Some records:
┌────────

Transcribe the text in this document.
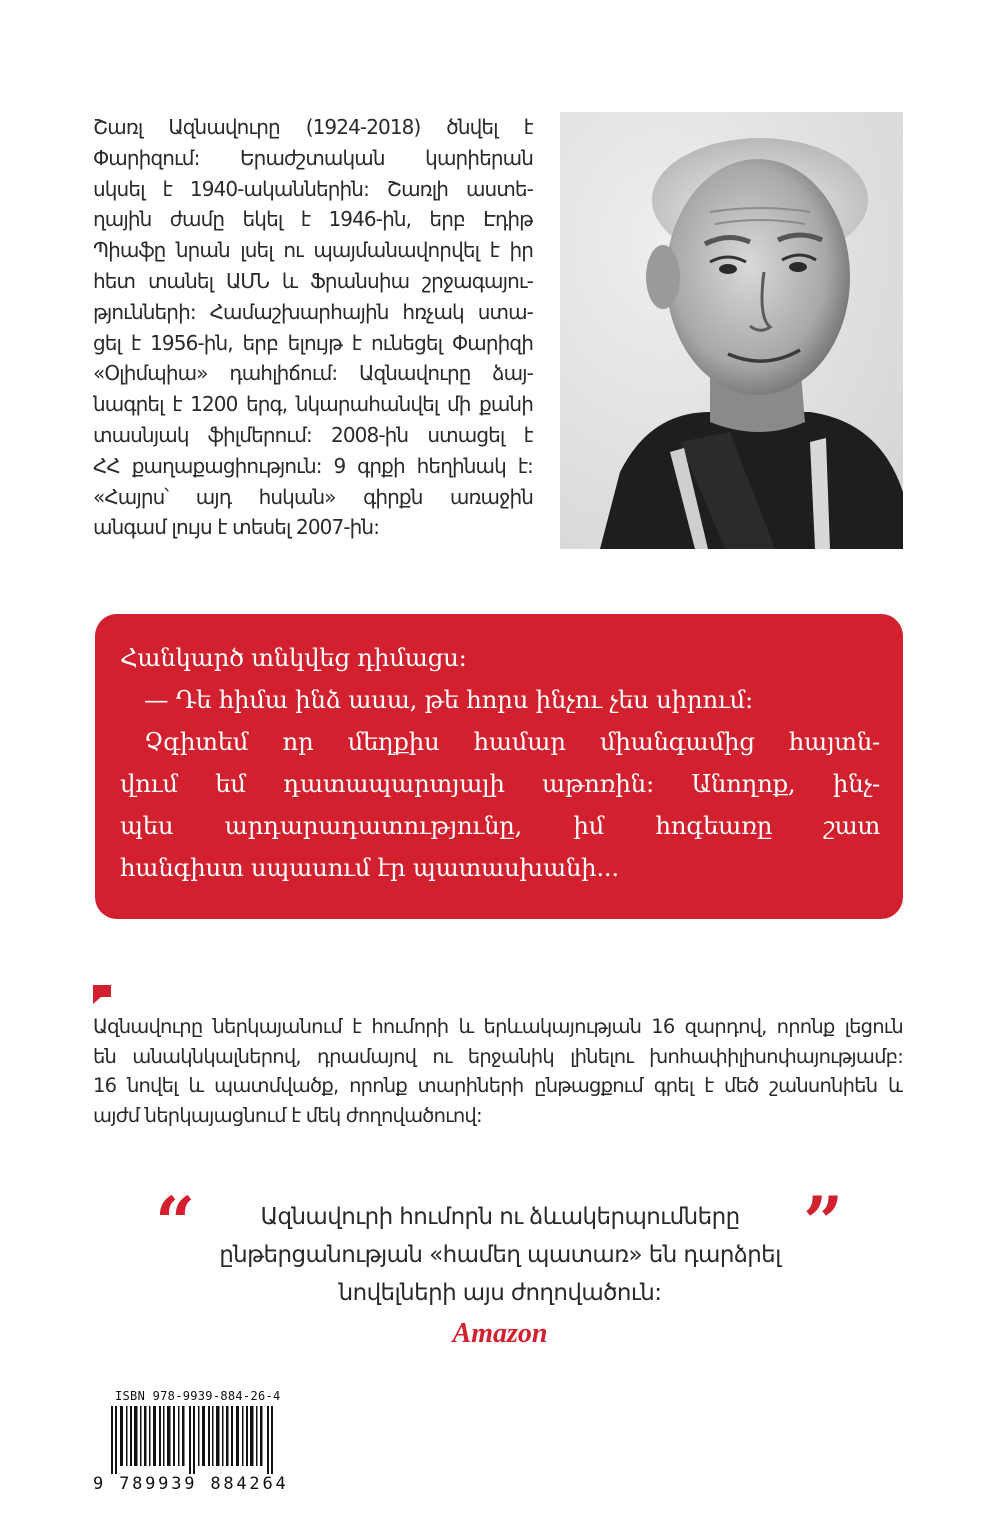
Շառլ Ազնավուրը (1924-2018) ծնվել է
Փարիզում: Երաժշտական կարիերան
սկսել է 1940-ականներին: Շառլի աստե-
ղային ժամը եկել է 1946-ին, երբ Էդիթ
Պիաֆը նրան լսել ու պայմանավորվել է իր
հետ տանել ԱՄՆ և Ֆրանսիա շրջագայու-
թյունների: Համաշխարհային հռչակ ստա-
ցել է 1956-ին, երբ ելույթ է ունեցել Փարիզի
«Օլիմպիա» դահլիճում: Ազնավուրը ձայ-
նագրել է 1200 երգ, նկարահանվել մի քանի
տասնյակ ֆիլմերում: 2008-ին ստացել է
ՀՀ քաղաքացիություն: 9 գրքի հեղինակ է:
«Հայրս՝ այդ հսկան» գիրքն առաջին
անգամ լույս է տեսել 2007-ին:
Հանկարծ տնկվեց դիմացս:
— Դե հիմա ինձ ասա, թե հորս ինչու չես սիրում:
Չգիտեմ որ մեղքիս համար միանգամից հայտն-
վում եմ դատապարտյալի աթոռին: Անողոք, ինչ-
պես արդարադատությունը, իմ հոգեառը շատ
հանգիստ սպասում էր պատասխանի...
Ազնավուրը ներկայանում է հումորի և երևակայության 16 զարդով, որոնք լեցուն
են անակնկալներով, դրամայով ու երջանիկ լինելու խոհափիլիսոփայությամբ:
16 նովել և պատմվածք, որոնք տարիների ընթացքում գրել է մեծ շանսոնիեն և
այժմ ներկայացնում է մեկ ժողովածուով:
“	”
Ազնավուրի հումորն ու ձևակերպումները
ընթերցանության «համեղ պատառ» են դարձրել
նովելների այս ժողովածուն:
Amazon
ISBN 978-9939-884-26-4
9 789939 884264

└────────

→ **Exercise goal**
All of the entries need to be transcribed word for word; pictures are left out.

→ **Exercise response**
Transcribe the text in this document.
Շառլ Ազնավուրը (1924-2018) ծնվել է
Փարիզում: Երաժշտական կարիերան
սկսել է 1940-ականներին: Շառլի աստե-
ղային ժամը եկել է 1946-ին, երբ Էդիթ
Պիաֆը նրան լսել ու պայմանավորվել է իր
հետ տանել ԱՄՆ և Ֆրանսիա շրջագայու-
թյունների: Համաշխարհային հռչակ ստա-
ցել է 1956-ին, երբ ելույթ է ունեցել Փարիզի
«Օլիմպիա» դահլիճում: Ազնավուրը ձայ-
նագրել է 1200 երգ, նկարահանվել մի քանի
տասնյակ ֆիլմերում: 2008-ին ստացել է
ՀՀ քաղաքացիություն: 9 գրքի հեղինակ է:
«Հայրս՝ այդ հսկան» գիրքն առաջին
անգամ լույս է տեսել 2007-ին:
Հանկարծ տնկվեց դիմացս:
— Դե հիմա ինձ ասա, թե հորս ինչու չես սիրում:
Չգիտեմ որ մեղքիս համար միանգամից հայտն-
վում եմ դատապարտյալի աթոռին: Անողոք, ինչ-
պես արդարադատությունը, իմ հոգեառը շատ
հանգիստ սպասում էր պատասխանի...
Ազնավուրը ներկայանում է հումորի և երևակայության 16 զարդով, որոնք լեցուն
են անակնկալներով, դրամայով ու երջանիկ լինելու խոհափիլիսոփայությամբ:
16 նովել և պատմվածք, որոնք տարիների ընթացքում գրել է մեծ շանսոնիեն և
այժմ ներկայացնում է մեկ ժողովածուով:
“	”
Ազնավուրի հումորն ու ձևակերպումները
ընթերցանության «համեղ պատառ» են դարձրել
նովելների այս ժողովածուն:
Amazon
ISBN 978-9939-884-26-4
9 789939 884264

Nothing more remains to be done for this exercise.